Written problem:
Repeat every entry word for word, skipping the pictures.

>> begin Material for this task

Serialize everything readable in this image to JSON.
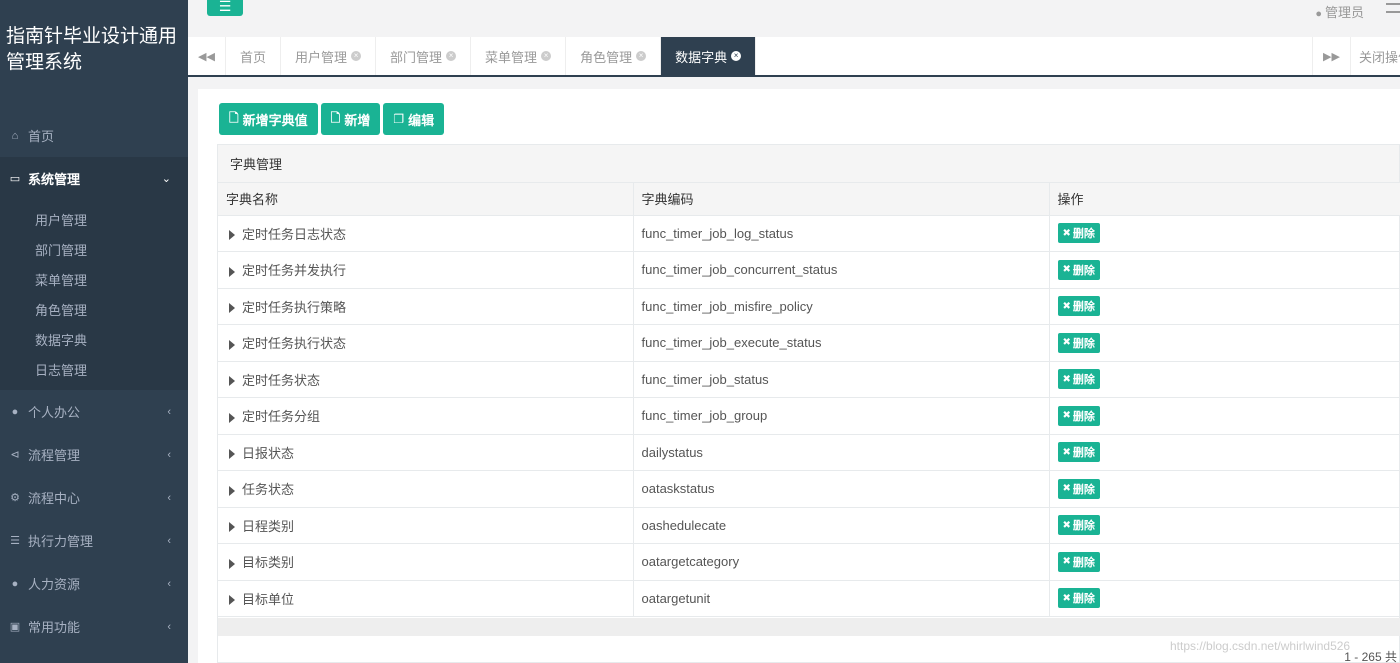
{
  "brand": {
    "title": "指南针毕业设计通用管理系统"
  },
  "sidebar": {
    "home": {
      "label": "首页",
      "icon": "home-icon"
    },
    "system": {
      "label": "系统管理",
      "icon": "monitor-icon",
      "children": [
        "用户管理",
        "部门管理",
        "菜单管理",
        "角色管理",
        "数据字典",
        "日志管理"
      ]
    },
    "groups": [
      {
        "label": "个人办公",
        "icon": "user-icon"
      },
      {
        "label": "流程管理",
        "icon": "share-icon"
      },
      {
        "label": "流程中心",
        "icon": "gear-icon"
      },
      {
        "label": "执行力管理",
        "icon": "list-icon"
      },
      {
        "label": "人力资源",
        "icon": "users-icon"
      },
      {
        "label": "常用功能",
        "icon": "cubes-icon"
      }
    ]
  },
  "topbar": {
    "user": "管理员",
    "menu_icon": "hamburger-icon"
  },
  "tabs": {
    "items": [
      {
        "label": "首页",
        "closable": false
      },
      {
        "label": "用户管理",
        "closable": true
      },
      {
        "label": "部门管理",
        "closable": true
      },
      {
        "label": "菜单管理",
        "closable": true
      },
      {
        "label": "角色管理",
        "closable": true
      },
      {
        "label": "数据字典",
        "closable": true,
        "active": true
      }
    ],
    "close_ops": "关闭操作"
  },
  "toolbar": {
    "add_value": "新增字典值",
    "add": "新增",
    "edit": "编辑"
  },
  "panel": {
    "title": "字典管理",
    "columns": [
      "字典名称",
      "字典编码",
      "操作"
    ],
    "delete_label": "删除",
    "rows": [
      {
        "name": "定时任务日志状态",
        "code": "func_timer_job_log_status"
      },
      {
        "name": "定时任务并发执行",
        "code": "func_timer_job_concurrent_status"
      },
      {
        "name": "定时任务执行策略",
        "code": "func_timer_job_misfire_policy"
      },
      {
        "name": "定时任务执行状态",
        "code": "func_timer_job_execute_status"
      },
      {
        "name": "定时任务状态",
        "code": "func_timer_job_status"
      },
      {
        "name": "定时任务分组",
        "code": "func_timer_job_group"
      },
      {
        "name": "日报状态",
        "code": "dailystatus"
      },
      {
        "name": "任务状态",
        "code": "oataskstatus"
      },
      {
        "name": "日程类别",
        "code": "oashedulecate"
      },
      {
        "name": "目标类别",
        "code": "oatargetcategory"
      },
      {
        "name": "目标单位",
        "code": "oatargetunit"
      }
    ],
    "pager": "1 - 265  共"
  },
  "watermark": "https://blog.csdn.net/whirlwind526"
}
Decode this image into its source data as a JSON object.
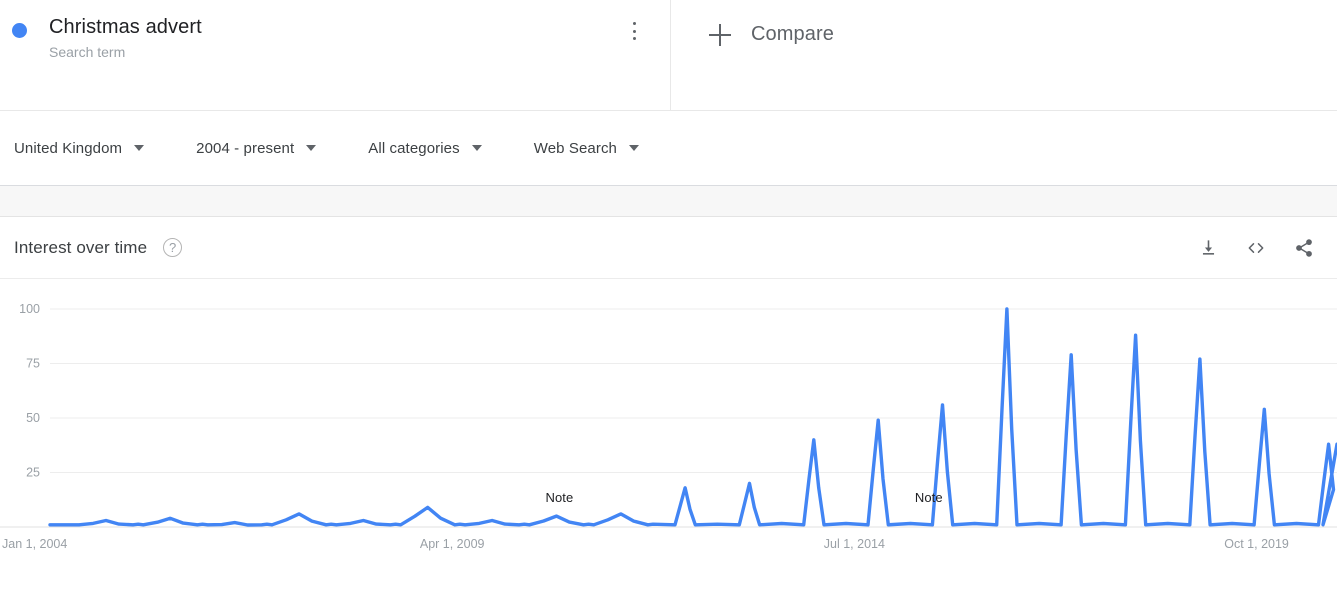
{
  "term": {
    "title": "Christmas advert",
    "subtitle": "Search term",
    "dot_color": "#4285f4",
    "menu_icon": "kebab-menu-icon"
  },
  "compare": {
    "label": "Compare",
    "icon": "plus-icon"
  },
  "filters": [
    {
      "label": "United Kingdom"
    },
    {
      "label": "2004 - present"
    },
    {
      "label": "All categories"
    },
    {
      "label": "Web Search"
    }
  ],
  "chart_card": {
    "title": "Interest over time",
    "help_icon": "help-circle-icon",
    "tools": [
      {
        "name": "download-icon",
        "glyph": "download"
      },
      {
        "name": "embed-icon",
        "glyph": "<>"
      },
      {
        "name": "share-icon",
        "glyph": "share"
      }
    ]
  },
  "chart_data": {
    "type": "line",
    "title": "Interest over time",
    "xlabel": "",
    "ylabel": "",
    "ylim": [
      0,
      100
    ],
    "grid": true,
    "legend": [
      "Christmas advert"
    ],
    "line_color": "#4285f4",
    "xtick_labels": [
      "Jan 1, 2004",
      "Apr 1, 2009",
      "Jul 1, 2014",
      "Oct 1, 2019"
    ],
    "xtick_positions": [
      0,
      0.3125,
      0.625,
      0.9375
    ],
    "ytick_labels": [
      "25",
      "50",
      "75",
      "100"
    ],
    "ytick_values": [
      25,
      50,
      75,
      100
    ],
    "annotations": [
      {
        "text": "Note",
        "x": 0.385,
        "y": 8
      },
      {
        "text": "Note",
        "x": 0.672,
        "y": 8
      }
    ],
    "series": [
      {
        "name": "Christmas advert",
        "peaks": [
          {
            "year": 2004,
            "value": 3
          },
          {
            "year": 2005,
            "value": 4
          },
          {
            "year": 2006,
            "value": 2
          },
          {
            "year": 2007,
            "value": 6
          },
          {
            "year": 2008,
            "value": 3
          },
          {
            "year": 2009,
            "value": 9
          },
          {
            "year": 2010,
            "value": 3
          },
          {
            "year": 2011,
            "value": 5
          },
          {
            "year": 2012,
            "value": 6
          },
          {
            "year": 2013,
            "value": 18
          },
          {
            "year": 2014,
            "value": 20
          },
          {
            "year": 2015,
            "value": 40
          },
          {
            "year": 2016,
            "value": 49
          },
          {
            "year": 2017,
            "value": 56
          },
          {
            "year": 2018,
            "value": 100
          },
          {
            "year": 2019,
            "value": 79
          },
          {
            "year": 2020,
            "value": 88
          },
          {
            "year": 2021,
            "value": 77
          },
          {
            "year": 2022,
            "value": 54
          },
          {
            "year": 2023,
            "value": 38
          }
        ],
        "baseline": 1,
        "max_value": 100,
        "max_year": 2018
      }
    ]
  }
}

>> end Material for this task

Written response:
Serialize everything readable in this image to JSON.
{
  "brand": {
    "title": "指南针毕业设计通用管理系统"
  },
  "sidebar": {
    "home": {
      "label": "首页",
      "icon": "home-icon"
    },
    "system": {
      "label": "系统管理",
      "icon": "monitor-icon",
      "children": [
        "用户管理",
        "部门管理",
        "菜单管理",
        "角色管理",
        "数据字典",
        "日志管理"
      ]
    },
    "groups": [
      {
        "label": "个人办公",
        "icon": "user-icon"
      },
      {
        "label": "流程管理",
        "icon": "share-icon"
      },
      {
        "label": "流程中心",
        "icon": "gear-icon"
      },
      {
        "label": "执行力管理",
        "icon": "list-icon"
      },
      {
        "label": "人力资源",
        "icon": "users-icon"
      },
      {
        "label": "常用功能",
        "icon": "cubes-icon"
      }
    ]
  },
  "topbar": {
    "user": "管理员",
    "menu_icon": "hamburger-icon"
  },
  "tabs": {
    "items": [
      {
        "label": "首页",
        "closable": false
      },
      {
        "label": "用户管理",
        "closable": true
      },
      {
        "label": "部门管理",
        "closable": true
      },
      {
        "label": "菜单管理",
        "closable": true
      },
      {
        "label": "角色管理",
        "closable": true
      },
      {
        "label": "数据字典",
        "closable": true,
        "active": true
      }
    ],
    "close_ops": "关闭操作"
  },
  "toolbar": {
    "add_value": "新增字典值",
    "add": "新增",
    "edit": "编辑"
  },
  "panel": {
    "title": "字典管理",
    "columns": [
      "字典名称",
      "字典编码",
      "操作"
    ],
    "delete_label": "删除",
    "rows": [
      {
        "name": "定时任务日志状态",
        "code": "func_timer_job_log_status"
      },
      {
        "name": "定时任务并发执行",
        "code": "func_timer_job_concurrent_status"
      },
      {
        "name": "定时任务执行策略",
        "code": "func_timer_job_misfire_policy"
      },
      {
        "name": "定时任务执行状态",
        "code": "func_timer_job_execute_status"
      },
      {
        "name": "定时任务状态",
        "code": "func_timer_job_status"
      },
      {
        "name": "定时任务分组",
        "code": "func_timer_job_group"
      },
      {
        "name": "日报状态",
        "code": "dailystatus"
      },
      {
        "name": "任务状态",
        "code": "oataskstatus"
      },
      {
        "name": "日程类别",
        "code": "oashedulecate"
      },
      {
        "name": "目标类别",
        "code": "oatargetcategory"
      },
      {
        "name": "目标单位",
        "code": "oatargetunit"
      }
    ],
    "pager": "1 - 265  共"
  },
  "watermark": "https://blog.csdn.net/whirlwind526"
}
Decode this image into its source data as a JSON object.
{
  "term": {
    "title": "Christmas advert",
    "subtitle": "Search term",
    "dot_color": "#4285f4",
    "menu_icon": "kebab-menu-icon"
  },
  "compare": {
    "label": "Compare",
    "icon": "plus-icon"
  },
  "filters": [
    {
      "label": "United Kingdom"
    },
    {
      "label": "2004 - present"
    },
    {
      "label": "All categories"
    },
    {
      "label": "Web Search"
    }
  ],
  "chart_card": {
    "title": "Interest over time",
    "help_icon": "help-circle-icon",
    "tools": [
      {
        "name": "download-icon",
        "glyph": "download"
      },
      {
        "name": "embed-icon",
        "glyph": "<>"
      },
      {
        "name": "share-icon",
        "glyph": "share"
      }
    ]
  },
  "chart_data": {
    "type": "line",
    "title": "Interest over time",
    "xlabel": "",
    "ylabel": "",
    "ylim": [
      0,
      100
    ],
    "grid": true,
    "legend": [
      "Christmas advert"
    ],
    "line_color": "#4285f4",
    "xtick_labels": [
      "Jan 1, 2004",
      "Apr 1, 2009",
      "Jul 1, 2014",
      "Oct 1, 2019"
    ],
    "xtick_positions": [
      0,
      0.3125,
      0.625,
      0.9375
    ],
    "ytick_labels": [
      "25",
      "50",
      "75",
      "100"
    ],
    "ytick_values": [
      25,
      50,
      75,
      100
    ],
    "annotations": [
      {
        "text": "Note",
        "x": 0.385,
        "y": 8
      },
      {
        "text": "Note",
        "x": 0.672,
        "y": 8
      }
    ],
    "series": [
      {
        "name": "Christmas advert",
        "peaks": [
          {
            "year": 2004,
            "value": 3
          },
          {
            "year": 2005,
            "value": 4
          },
          {
            "year": 2006,
            "value": 2
          },
          {
            "year": 2007,
            "value": 6
          },
          {
            "year": 2008,
            "value": 3
          },
          {
            "year": 2009,
            "value": 9
          },
          {
            "year": 2010,
            "value": 3
          },
          {
            "year": 2011,
            "value": 5
          },
          {
            "year": 2012,
            "value": 6
          },
          {
            "year": 2013,
            "value": 18
          },
          {
            "year": 2014,
            "value": 20
          },
          {
            "year": 2015,
            "value": 40
          },
          {
            "year": 2016,
            "value": 49
          },
          {
            "year": 2017,
            "value": 56
          },
          {
            "year": 2018,
            "value": 100
          },
          {
            "year": 2019,
            "value": 79
          },
          {
            "year": 2020,
            "value": 88
          },
          {
            "year": 2021,
            "value": 77
          },
          {
            "year": 2022,
            "value": 54
          },
          {
            "year": 2023,
            "value": 38
          }
        ],
        "baseline": 1,
        "max_value": 100,
        "max_year": 2018
      }
    ]
  }
}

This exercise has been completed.